EXTRACTED RECORDS
▬▬▬▬▬▬
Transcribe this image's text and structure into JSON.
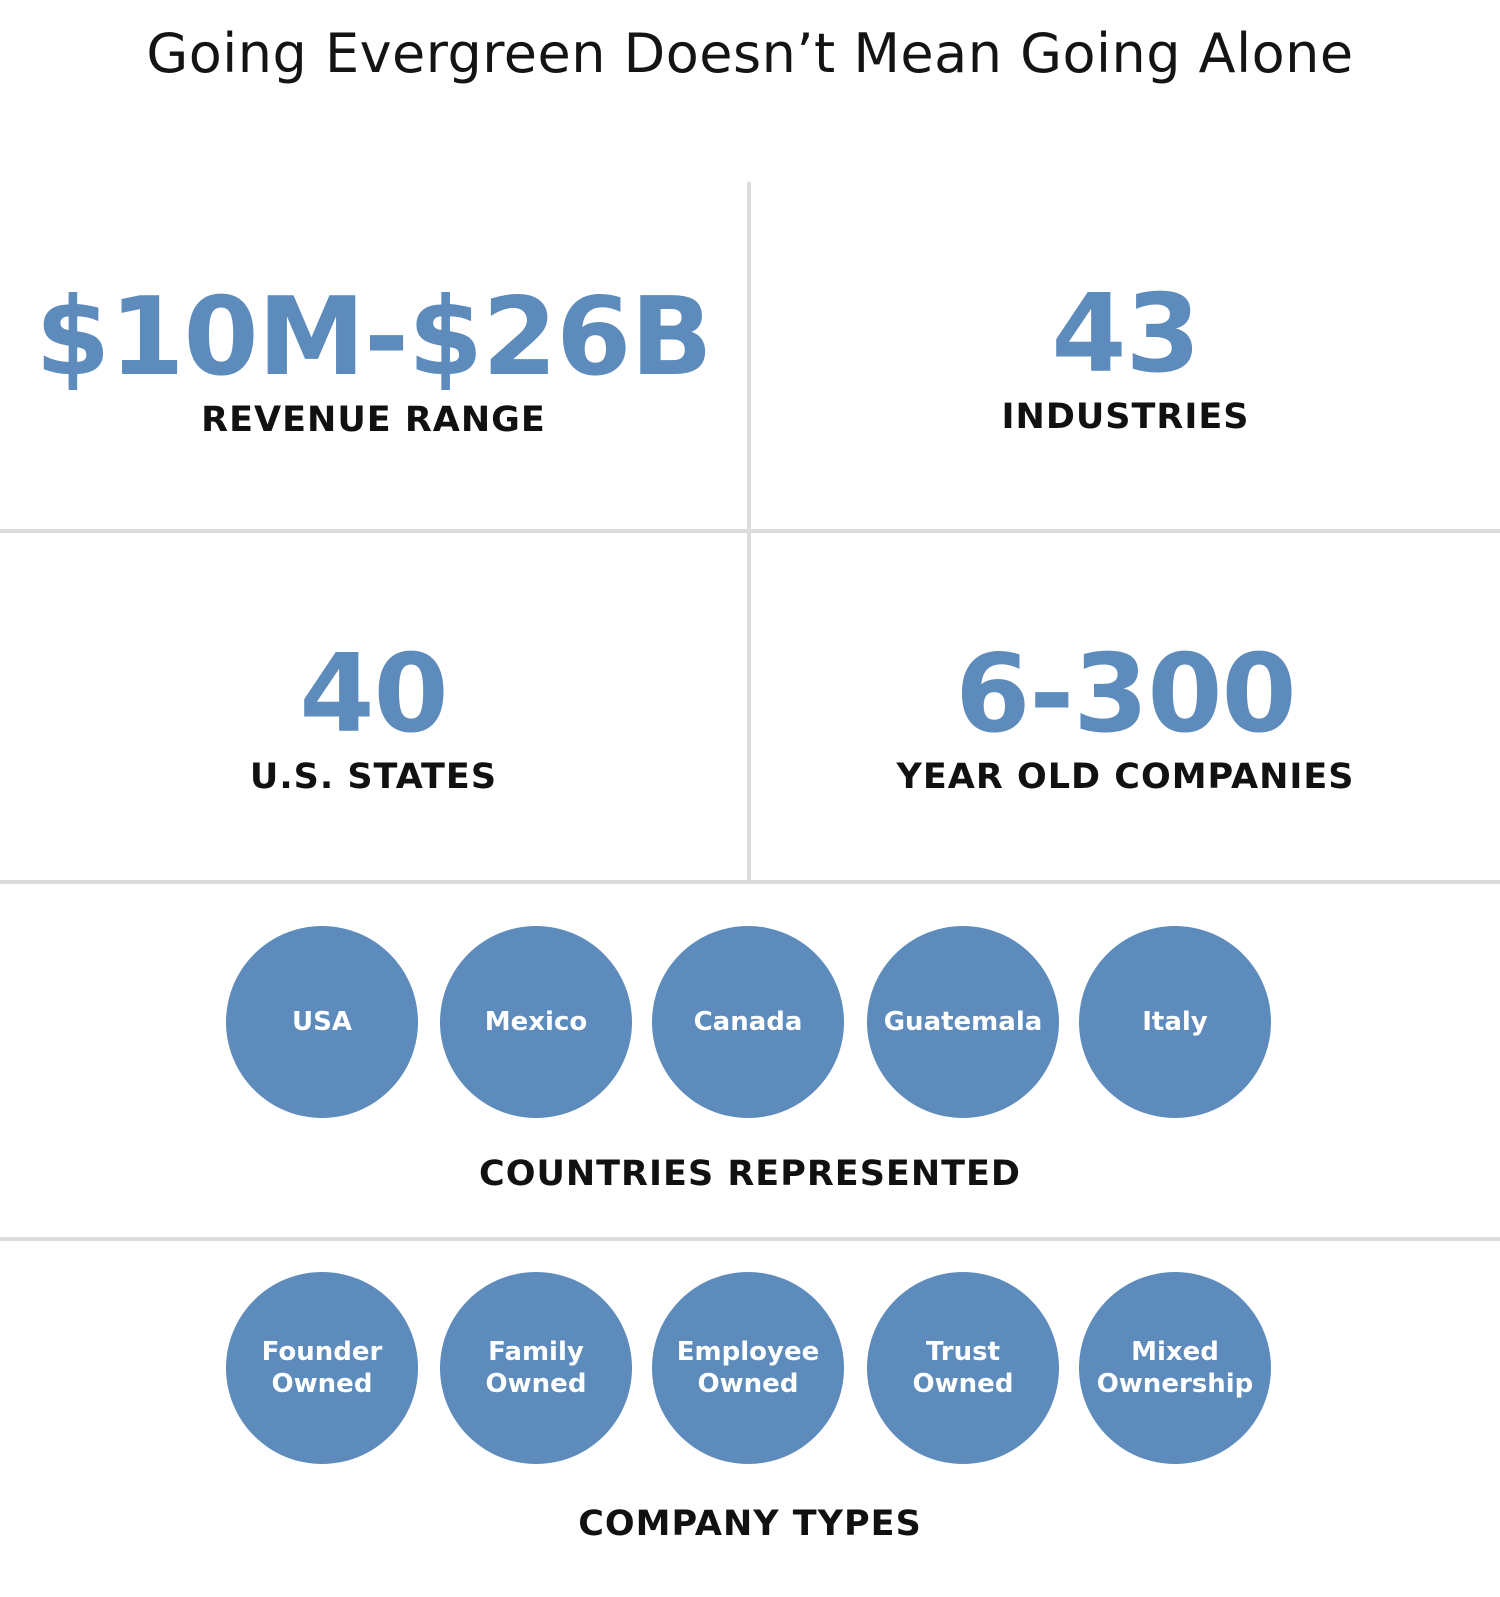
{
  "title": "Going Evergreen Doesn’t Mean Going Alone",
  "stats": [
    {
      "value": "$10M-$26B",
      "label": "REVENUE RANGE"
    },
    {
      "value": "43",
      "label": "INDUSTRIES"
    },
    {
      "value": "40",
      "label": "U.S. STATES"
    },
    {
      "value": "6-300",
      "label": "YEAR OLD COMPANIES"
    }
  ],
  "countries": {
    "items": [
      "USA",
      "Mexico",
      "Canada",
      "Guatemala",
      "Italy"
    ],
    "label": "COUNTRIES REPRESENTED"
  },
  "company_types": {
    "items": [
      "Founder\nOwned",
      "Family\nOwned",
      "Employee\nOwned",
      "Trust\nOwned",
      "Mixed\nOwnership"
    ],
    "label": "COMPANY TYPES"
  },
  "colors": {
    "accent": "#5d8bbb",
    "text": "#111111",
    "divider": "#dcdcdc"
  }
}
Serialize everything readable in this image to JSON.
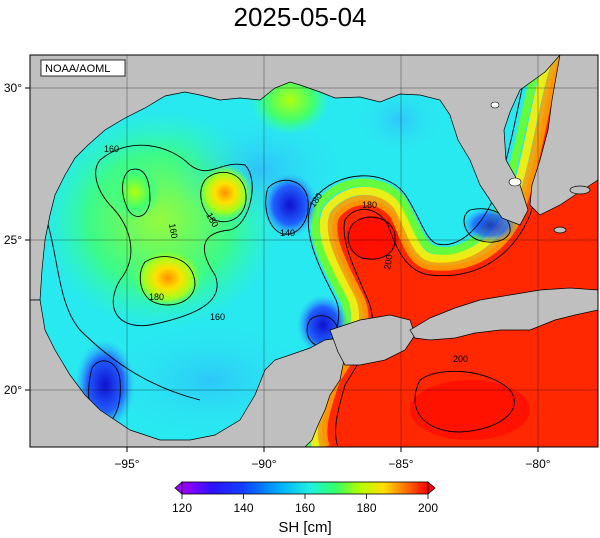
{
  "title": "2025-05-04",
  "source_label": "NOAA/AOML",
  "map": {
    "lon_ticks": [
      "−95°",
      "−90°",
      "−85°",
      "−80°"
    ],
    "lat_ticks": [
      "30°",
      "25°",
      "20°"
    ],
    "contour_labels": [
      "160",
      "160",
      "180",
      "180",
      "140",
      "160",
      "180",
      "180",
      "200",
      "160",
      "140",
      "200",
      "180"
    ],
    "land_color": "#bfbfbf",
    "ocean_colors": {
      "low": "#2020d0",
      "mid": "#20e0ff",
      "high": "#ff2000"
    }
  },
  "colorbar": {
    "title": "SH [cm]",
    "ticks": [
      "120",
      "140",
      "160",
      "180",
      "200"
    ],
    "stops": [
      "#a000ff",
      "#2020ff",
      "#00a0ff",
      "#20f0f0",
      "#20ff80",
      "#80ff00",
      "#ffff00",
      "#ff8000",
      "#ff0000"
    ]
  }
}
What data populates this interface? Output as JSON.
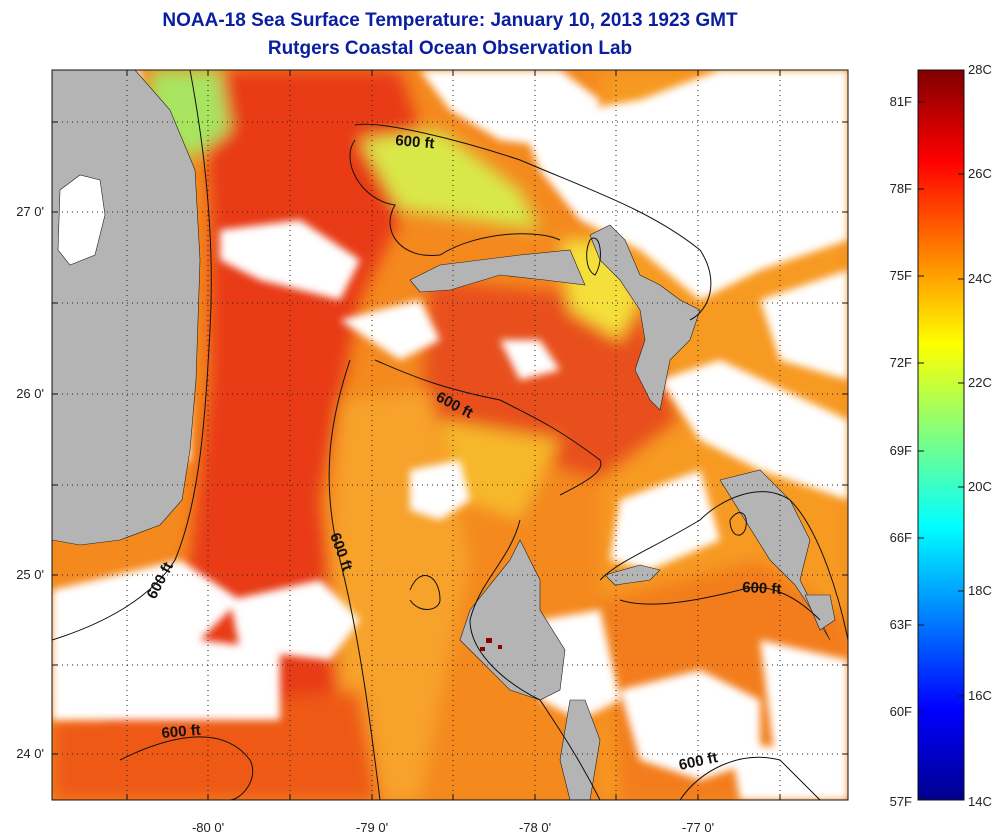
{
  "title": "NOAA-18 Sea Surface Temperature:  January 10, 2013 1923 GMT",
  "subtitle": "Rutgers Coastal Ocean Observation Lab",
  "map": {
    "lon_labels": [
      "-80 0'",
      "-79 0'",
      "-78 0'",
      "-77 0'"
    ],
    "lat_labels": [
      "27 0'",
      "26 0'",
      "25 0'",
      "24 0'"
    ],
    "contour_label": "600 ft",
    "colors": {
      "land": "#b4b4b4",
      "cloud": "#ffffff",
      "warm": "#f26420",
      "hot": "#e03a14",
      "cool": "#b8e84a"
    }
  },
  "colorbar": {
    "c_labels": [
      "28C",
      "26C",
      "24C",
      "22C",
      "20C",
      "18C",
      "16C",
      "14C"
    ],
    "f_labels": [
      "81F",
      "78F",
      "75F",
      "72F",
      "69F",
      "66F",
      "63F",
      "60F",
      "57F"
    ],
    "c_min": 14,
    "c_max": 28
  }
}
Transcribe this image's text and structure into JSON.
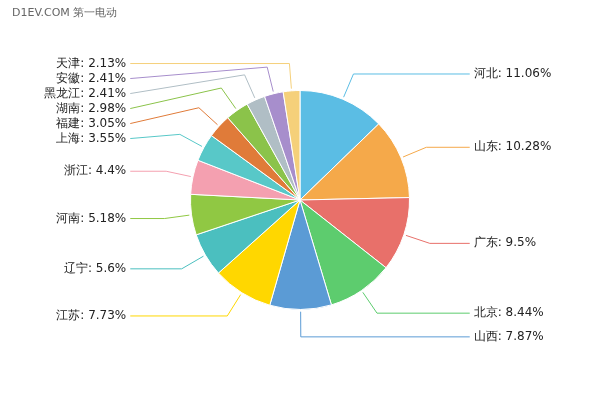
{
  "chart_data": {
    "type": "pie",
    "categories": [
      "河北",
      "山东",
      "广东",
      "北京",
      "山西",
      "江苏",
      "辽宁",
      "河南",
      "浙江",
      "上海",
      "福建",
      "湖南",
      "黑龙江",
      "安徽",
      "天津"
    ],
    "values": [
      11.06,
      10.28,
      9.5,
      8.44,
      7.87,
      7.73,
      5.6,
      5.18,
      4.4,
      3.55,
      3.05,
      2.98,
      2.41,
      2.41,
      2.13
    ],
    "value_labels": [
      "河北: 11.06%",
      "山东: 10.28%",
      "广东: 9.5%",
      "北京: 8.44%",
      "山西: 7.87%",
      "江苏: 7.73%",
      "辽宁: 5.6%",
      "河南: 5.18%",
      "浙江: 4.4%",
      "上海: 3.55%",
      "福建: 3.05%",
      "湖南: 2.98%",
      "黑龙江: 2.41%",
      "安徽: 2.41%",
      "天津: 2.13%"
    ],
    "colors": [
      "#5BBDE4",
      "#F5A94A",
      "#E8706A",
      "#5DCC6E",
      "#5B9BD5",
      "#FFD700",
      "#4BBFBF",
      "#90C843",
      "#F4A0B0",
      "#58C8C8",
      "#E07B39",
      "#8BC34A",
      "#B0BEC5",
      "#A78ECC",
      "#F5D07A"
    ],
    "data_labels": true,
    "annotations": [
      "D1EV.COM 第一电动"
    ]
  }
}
▬▬▬▬▬▬
AIM OF THE EXERCISE
Every line above should be returned exactly; the pictures stay out.

THE ANSWER
Transcribe this image's text and structure into JSON.
{
  "title": "Going Evergreen Doesn’t Mean Going Alone",
  "stats": [
    {
      "value": "$10M-$26B",
      "label": "REVENUE RANGE"
    },
    {
      "value": "43",
      "label": "INDUSTRIES"
    },
    {
      "value": "40",
      "label": "U.S. STATES"
    },
    {
      "value": "6-300",
      "label": "YEAR OLD COMPANIES"
    }
  ],
  "countries": {
    "items": [
      "USA",
      "Mexico",
      "Canada",
      "Guatemala",
      "Italy"
    ],
    "label": "COUNTRIES REPRESENTED"
  },
  "company_types": {
    "items": [
      "Founder\nOwned",
      "Family\nOwned",
      "Employee\nOwned",
      "Trust\nOwned",
      "Mixed\nOwnership"
    ],
    "label": "COMPANY TYPES"
  },
  "colors": {
    "accent": "#5d8bbb",
    "text": "#111111",
    "divider": "#dcdcdc"
  }
}
Serialize everything readable in this image to JSON.
{
  "title": "2025-05-04",
  "source_label": "NOAA/AOML",
  "map": {
    "lon_ticks": [
      "−95°",
      "−90°",
      "−85°",
      "−80°"
    ],
    "lat_ticks": [
      "30°",
      "25°",
      "20°"
    ],
    "contour_labels": [
      "160",
      "160",
      "180",
      "180",
      "140",
      "160",
      "180",
      "180",
      "200",
      "160",
      "140",
      "200",
      "180"
    ],
    "land_color": "#bfbfbf",
    "ocean_colors": {
      "low": "#2020d0",
      "mid": "#20e0ff",
      "high": "#ff2000"
    }
  },
  "colorbar": {
    "title": "SH [cm]",
    "ticks": [
      "120",
      "140",
      "160",
      "180",
      "200"
    ],
    "stops": [
      "#a000ff",
      "#2020ff",
      "#00a0ff",
      "#20f0f0",
      "#20ff80",
      "#80ff00",
      "#ffff00",
      "#ff8000",
      "#ff0000"
    ]
  }
}
What data populates this interface? Output as JSON.
{
  "title": "NOAA-18 Sea Surface Temperature:  January 10, 2013 1923 GMT",
  "subtitle": "Rutgers Coastal Ocean Observation Lab",
  "map": {
    "lon_labels": [
      "-80 0'",
      "-79 0'",
      "-78 0'",
      "-77 0'"
    ],
    "lat_labels": [
      "27 0'",
      "26 0'",
      "25 0'",
      "24 0'"
    ],
    "contour_label": "600 ft",
    "colors": {
      "land": "#b4b4b4",
      "cloud": "#ffffff",
      "warm": "#f26420",
      "hot": "#e03a14",
      "cool": "#b8e84a"
    }
  },
  "colorbar": {
    "c_labels": [
      "28C",
      "26C",
      "24C",
      "22C",
      "20C",
      "18C",
      "16C",
      "14C"
    ],
    "f_labels": [
      "81F",
      "78F",
      "75F",
      "72F",
      "69F",
      "66F",
      "63F",
      "60F",
      "57F"
    ],
    "c_min": 14,
    "c_max": 28
  }
}
Transcribe this image's text and structure into JSON.
{
  "chart_data": {
    "type": "pie",
    "categories": [
      "河北",
      "山东",
      "广东",
      "北京",
      "山西",
      "江苏",
      "辽宁",
      "河南",
      "浙江",
      "上海",
      "福建",
      "湖南",
      "黑龙江",
      "安徽",
      "天津"
    ],
    "values": [
      11.06,
      10.28,
      9.5,
      8.44,
      7.87,
      7.73,
      5.6,
      5.18,
      4.4,
      3.55,
      3.05,
      2.98,
      2.41,
      2.41,
      2.13
    ],
    "value_labels": [
      "河北: 11.06%",
      "山东: 10.28%",
      "广东: 9.5%",
      "北京: 8.44%",
      "山西: 7.87%",
      "江苏: 7.73%",
      "辽宁: 5.6%",
      "河南: 5.18%",
      "浙江: 4.4%",
      "上海: 3.55%",
      "福建: 3.05%",
      "湖南: 2.98%",
      "黑龙江: 2.41%",
      "安徽: 2.41%",
      "天津: 2.13%"
    ],
    "colors": [
      "#5BBDE4",
      "#F5A94A",
      "#E8706A",
      "#5DCC6E",
      "#5B9BD5",
      "#FFD700",
      "#4BBFBF",
      "#90C843",
      "#F4A0B0",
      "#58C8C8",
      "#E07B39",
      "#8BC34A",
      "#B0BEC5",
      "#A78ECC",
      "#F5D07A"
    ],
    "data_labels": true,
    "annotations": [
      "D1EV.COM 第一电动"
    ]
  }
}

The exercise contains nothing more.